* _Exercise input_:

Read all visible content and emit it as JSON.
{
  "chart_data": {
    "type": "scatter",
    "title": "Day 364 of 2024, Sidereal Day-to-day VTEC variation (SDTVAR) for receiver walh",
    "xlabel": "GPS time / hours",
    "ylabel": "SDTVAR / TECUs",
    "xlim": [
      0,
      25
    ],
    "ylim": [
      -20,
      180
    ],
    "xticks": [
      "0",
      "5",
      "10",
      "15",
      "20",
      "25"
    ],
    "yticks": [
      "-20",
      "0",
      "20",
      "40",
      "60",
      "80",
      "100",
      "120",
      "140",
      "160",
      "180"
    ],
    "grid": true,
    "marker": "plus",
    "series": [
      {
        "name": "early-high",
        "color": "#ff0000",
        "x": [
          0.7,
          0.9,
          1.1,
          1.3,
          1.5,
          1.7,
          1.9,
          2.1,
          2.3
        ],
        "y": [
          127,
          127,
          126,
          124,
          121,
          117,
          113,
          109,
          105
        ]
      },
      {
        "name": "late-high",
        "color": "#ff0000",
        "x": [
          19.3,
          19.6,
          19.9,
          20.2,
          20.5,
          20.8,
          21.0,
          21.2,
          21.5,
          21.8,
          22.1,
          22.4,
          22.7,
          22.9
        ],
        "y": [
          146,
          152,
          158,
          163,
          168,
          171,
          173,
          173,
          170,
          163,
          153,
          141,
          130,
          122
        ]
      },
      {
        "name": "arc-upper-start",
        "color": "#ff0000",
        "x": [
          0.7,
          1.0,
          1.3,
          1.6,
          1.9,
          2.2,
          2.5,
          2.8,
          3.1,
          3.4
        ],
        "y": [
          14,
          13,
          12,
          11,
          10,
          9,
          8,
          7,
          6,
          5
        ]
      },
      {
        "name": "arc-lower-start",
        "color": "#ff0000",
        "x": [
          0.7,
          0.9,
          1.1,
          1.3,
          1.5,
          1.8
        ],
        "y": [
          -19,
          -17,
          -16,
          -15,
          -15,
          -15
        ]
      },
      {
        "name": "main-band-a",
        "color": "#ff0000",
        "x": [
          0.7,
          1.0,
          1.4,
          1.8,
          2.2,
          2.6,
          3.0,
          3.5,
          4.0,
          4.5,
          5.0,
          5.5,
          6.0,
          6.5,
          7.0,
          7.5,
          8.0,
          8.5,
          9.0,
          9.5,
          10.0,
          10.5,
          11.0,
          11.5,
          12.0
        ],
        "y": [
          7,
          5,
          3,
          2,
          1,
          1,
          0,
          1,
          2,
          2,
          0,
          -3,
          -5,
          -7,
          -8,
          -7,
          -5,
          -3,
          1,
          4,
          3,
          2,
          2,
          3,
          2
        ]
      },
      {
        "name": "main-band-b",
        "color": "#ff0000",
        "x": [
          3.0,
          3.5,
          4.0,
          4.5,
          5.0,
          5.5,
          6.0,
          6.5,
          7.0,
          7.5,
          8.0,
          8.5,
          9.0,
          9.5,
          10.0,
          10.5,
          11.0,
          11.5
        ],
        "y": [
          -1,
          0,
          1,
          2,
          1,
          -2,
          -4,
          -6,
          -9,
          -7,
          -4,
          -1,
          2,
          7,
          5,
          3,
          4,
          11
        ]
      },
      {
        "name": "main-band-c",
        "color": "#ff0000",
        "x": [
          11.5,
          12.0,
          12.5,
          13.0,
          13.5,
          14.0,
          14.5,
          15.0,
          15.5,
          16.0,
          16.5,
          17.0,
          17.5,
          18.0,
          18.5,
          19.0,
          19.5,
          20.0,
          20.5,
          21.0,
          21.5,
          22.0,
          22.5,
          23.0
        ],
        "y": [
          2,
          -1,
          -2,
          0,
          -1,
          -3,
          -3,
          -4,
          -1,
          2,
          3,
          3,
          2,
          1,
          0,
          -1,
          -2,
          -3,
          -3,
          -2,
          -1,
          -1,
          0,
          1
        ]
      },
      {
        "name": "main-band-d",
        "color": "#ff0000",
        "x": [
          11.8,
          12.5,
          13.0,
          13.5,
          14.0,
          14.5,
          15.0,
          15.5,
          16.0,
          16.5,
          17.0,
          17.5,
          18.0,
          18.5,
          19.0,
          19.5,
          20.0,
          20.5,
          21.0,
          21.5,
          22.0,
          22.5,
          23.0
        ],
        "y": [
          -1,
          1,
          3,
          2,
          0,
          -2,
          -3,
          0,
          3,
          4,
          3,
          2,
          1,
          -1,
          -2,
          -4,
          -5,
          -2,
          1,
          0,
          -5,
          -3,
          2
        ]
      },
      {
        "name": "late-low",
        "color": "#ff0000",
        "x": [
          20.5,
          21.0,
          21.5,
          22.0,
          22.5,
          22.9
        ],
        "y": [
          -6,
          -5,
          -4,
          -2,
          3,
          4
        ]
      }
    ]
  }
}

* _Written request_: Repeat the data exactly. Leave nothing out.

* _Finished answer_:
Read all visible content and emit it as JSON.
{
  "chart_data": {
    "type": "scatter",
    "title": "Day 364 of 2024, Sidereal Day-to-day VTEC variation (SDTVAR) for receiver walh",
    "xlabel": "GPS time / hours",
    "ylabel": "SDTVAR / TECUs",
    "xlim": [
      0,
      25
    ],
    "ylim": [
      -20,
      180
    ],
    "xticks": [
      "0",
      "5",
      "10",
      "15",
      "20",
      "25"
    ],
    "yticks": [
      "-20",
      "0",
      "20",
      "40",
      "60",
      "80",
      "100",
      "120",
      "140",
      "160",
      "180"
    ],
    "grid": true,
    "marker": "plus",
    "series": [
      {
        "name": "early-high",
        "color": "#ff0000",
        "x": [
          0.7,
          0.9,
          1.1,
          1.3,
          1.5,
          1.7,
          1.9,
          2.1,
          2.3
        ],
        "y": [
          127,
          127,
          126,
          124,
          121,
          117,
          113,
          109,
          105
        ]
      },
      {
        "name": "late-high",
        "color": "#ff0000",
        "x": [
          19.3,
          19.6,
          19.9,
          20.2,
          20.5,
          20.8,
          21.0,
          21.2,
          21.5,
          21.8,
          22.1,
          22.4,
          22.7,
          22.9
        ],
        "y": [
          146,
          152,
          158,
          163,
          168,
          171,
          173,
          173,
          170,
          163,
          153,
          141,
          130,
          122
        ]
      },
      {
        "name": "arc-upper-start",
        "color": "#ff0000",
        "x": [
          0.7,
          1.0,
          1.3,
          1.6,
          1.9,
          2.2,
          2.5,
          2.8,
          3.1,
          3.4
        ],
        "y": [
          14,
          13,
          12,
          11,
          10,
          9,
          8,
          7,
          6,
          5
        ]
      },
      {
        "name": "arc-lower-start",
        "color": "#ff0000",
        "x": [
          0.7,
          0.9,
          1.1,
          1.3,
          1.5,
          1.8
        ],
        "y": [
          -19,
          -17,
          -16,
          -15,
          -15,
          -15
        ]
      },
      {
        "name": "main-band-a",
        "color": "#ff0000",
        "x": [
          0.7,
          1.0,
          1.4,
          1.8,
          2.2,
          2.6,
          3.0,
          3.5,
          4.0,
          4.5,
          5.0,
          5.5,
          6.0,
          6.5,
          7.0,
          7.5,
          8.0,
          8.5,
          9.0,
          9.5,
          10.0,
          10.5,
          11.0,
          11.5,
          12.0
        ],
        "y": [
          7,
          5,
          3,
          2,
          1,
          1,
          0,
          1,
          2,
          2,
          0,
          -3,
          -5,
          -7,
          -8,
          -7,
          -5,
          -3,
          1,
          4,
          3,
          2,
          2,
          3,
          2
        ]
      },
      {
        "name": "main-band-b",
        "color": "#ff0000",
        "x": [
          3.0,
          3.5,
          4.0,
          4.5,
          5.0,
          5.5,
          6.0,
          6.5,
          7.0,
          7.5,
          8.0,
          8.5,
          9.0,
          9.5,
          10.0,
          10.5,
          11.0,
          11.5
        ],
        "y": [
          -1,
          0,
          1,
          2,
          1,
          -2,
          -4,
          -6,
          -9,
          -7,
          -4,
          -1,
          2,
          7,
          5,
          3,
          4,
          11
        ]
      },
      {
        "name": "main-band-c",
        "color": "#ff0000",
        "x": [
          11.5,
          12.0,
          12.5,
          13.0,
          13.5,
          14.0,
          14.5,
          15.0,
          15.5,
          16.0,
          16.5,
          17.0,
          17.5,
          18.0,
          18.5,
          19.0,
          19.5,
          20.0,
          20.5,
          21.0,
          21.5,
          22.0,
          22.5,
          23.0
        ],
        "y": [
          2,
          -1,
          -2,
          0,
          -1,
          -3,
          -3,
          -4,
          -1,
          2,
          3,
          3,
          2,
          1,
          0,
          -1,
          -2,
          -3,
          -3,
          -2,
          -1,
          -1,
          0,
          1
        ]
      },
      {
        "name": "main-band-d",
        "color": "#ff0000",
        "x": [
          11.8,
          12.5,
          13.0,
          13.5,
          14.0,
          14.5,
          15.0,
          15.5,
          16.0,
          16.5,
          17.0,
          17.5,
          18.0,
          18.5,
          19.0,
          19.5,
          20.0,
          20.5,
          21.0,
          21.5,
          22.0,
          22.5,
          23.0
        ],
        "y": [
          -1,
          1,
          3,
          2,
          0,
          -2,
          -3,
          0,
          3,
          4,
          3,
          2,
          1,
          -1,
          -2,
          -4,
          -5,
          -2,
          1,
          0,
          -5,
          -3,
          2
        ]
      },
      {
        "name": "late-low",
        "color": "#ff0000",
        "x": [
          20.5,
          21.0,
          21.5,
          22.0,
          22.5,
          22.9
        ],
        "y": [
          -6,
          -5,
          -4,
          -2,
          3,
          4
        ]
      }
    ]
  }
}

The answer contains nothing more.